[Collected data entries]
##########

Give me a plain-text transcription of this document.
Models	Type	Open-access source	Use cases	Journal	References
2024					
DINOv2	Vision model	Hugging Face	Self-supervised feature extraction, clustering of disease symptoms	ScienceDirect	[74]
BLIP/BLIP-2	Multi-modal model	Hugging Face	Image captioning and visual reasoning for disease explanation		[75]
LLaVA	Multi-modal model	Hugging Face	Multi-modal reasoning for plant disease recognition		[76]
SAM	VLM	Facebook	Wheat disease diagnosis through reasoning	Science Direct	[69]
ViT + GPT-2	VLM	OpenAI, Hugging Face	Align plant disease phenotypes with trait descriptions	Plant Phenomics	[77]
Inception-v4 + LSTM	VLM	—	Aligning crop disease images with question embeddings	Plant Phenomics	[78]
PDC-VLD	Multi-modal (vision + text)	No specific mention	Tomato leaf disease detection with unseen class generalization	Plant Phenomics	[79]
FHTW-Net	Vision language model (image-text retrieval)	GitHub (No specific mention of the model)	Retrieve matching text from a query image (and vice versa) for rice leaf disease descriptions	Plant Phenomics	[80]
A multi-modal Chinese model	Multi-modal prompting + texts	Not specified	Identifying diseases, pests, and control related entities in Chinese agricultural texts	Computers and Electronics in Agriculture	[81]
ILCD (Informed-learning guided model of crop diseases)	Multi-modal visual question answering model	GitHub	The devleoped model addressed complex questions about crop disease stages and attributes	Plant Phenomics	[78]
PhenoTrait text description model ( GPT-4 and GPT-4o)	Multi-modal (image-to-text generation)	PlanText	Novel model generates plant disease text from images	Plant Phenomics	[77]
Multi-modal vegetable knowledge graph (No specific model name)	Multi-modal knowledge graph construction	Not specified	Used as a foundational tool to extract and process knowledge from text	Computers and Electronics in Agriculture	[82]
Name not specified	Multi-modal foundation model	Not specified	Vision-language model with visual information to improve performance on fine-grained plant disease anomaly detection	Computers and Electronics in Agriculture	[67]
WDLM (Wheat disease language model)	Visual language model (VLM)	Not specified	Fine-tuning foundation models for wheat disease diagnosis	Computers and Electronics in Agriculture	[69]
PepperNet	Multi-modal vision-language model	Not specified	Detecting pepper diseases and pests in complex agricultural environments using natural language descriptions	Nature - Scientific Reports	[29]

##########

→ **Goal**
Can you give every line above again, exactly as written?

→ **Problem solution**
Give me a plain-text transcription of this document.
Models	Type	Open-access source	Use cases	Journal	References
2024					
DINOv2	Vision model	Hugging Face	Self-supervised feature extraction, clustering of disease symptoms	ScienceDirect	[74]
BLIP/BLIP-2	Multi-modal model	Hugging Face	Image captioning and visual reasoning for disease explanation		[75]
LLaVA	Multi-modal model	Hugging Face	Multi-modal reasoning for plant disease recognition		[76]
SAM	VLM	Facebook	Wheat disease diagnosis through reasoning	Science Direct	[69]
ViT + GPT-2	VLM	OpenAI, Hugging Face	Align plant disease phenotypes with trait descriptions	Plant Phenomics	[77]
Inception-v4 + LSTM	VLM	—	Aligning crop disease images with question embeddings	Plant Phenomics	[78]
PDC-VLD	Multi-modal (vision + text)	No specific mention	Tomato leaf disease detection with unseen class generalization	Plant Phenomics	[79]
FHTW-Net	Vision language model (image-text retrieval)	GitHub (No specific mention of the model)	Retrieve matching text from a query image (and vice versa) for rice leaf disease descriptions	Plant Phenomics	[80]
A multi-modal Chinese model	Multi-modal prompting + texts	Not specified	Identifying diseases, pests, and control related entities in Chinese agricultural texts	Computers and Electronics in Agriculture	[81]
ILCD (Informed-learning guided model of crop diseases)	Multi-modal visual question answering model	GitHub	The devleoped model addressed complex questions about crop disease stages and attributes	Plant Phenomics	[78]
PhenoTrait text description model ( GPT-4 and GPT-4o)	Multi-modal (image-to-text generation)	PlanText	Novel model generates plant disease text from images	Plant Phenomics	[77]
Multi-modal vegetable knowledge graph (No specific model name)	Multi-modal knowledge graph construction	Not specified	Used as a foundational tool to extract and process knowledge from text	Computers and Electronics in Agriculture	[82]
Name not specified	Multi-modal foundation model	Not specified	Vision-language model with visual information to improve performance on fine-grained plant disease anomaly detection	Computers and Electronics in Agriculture	[67]
WDLM (Wheat disease language model)	Visual language model (VLM)	Not specified	Fine-tuning foundation models for wheat disease diagnosis	Computers and Electronics in Agriculture	[69]
PepperNet	Multi-modal vision-language model	Not specified	Detecting pepper diseases and pests in complex agricultural environments using natural language descriptions	Nature - Scientific Reports	[29]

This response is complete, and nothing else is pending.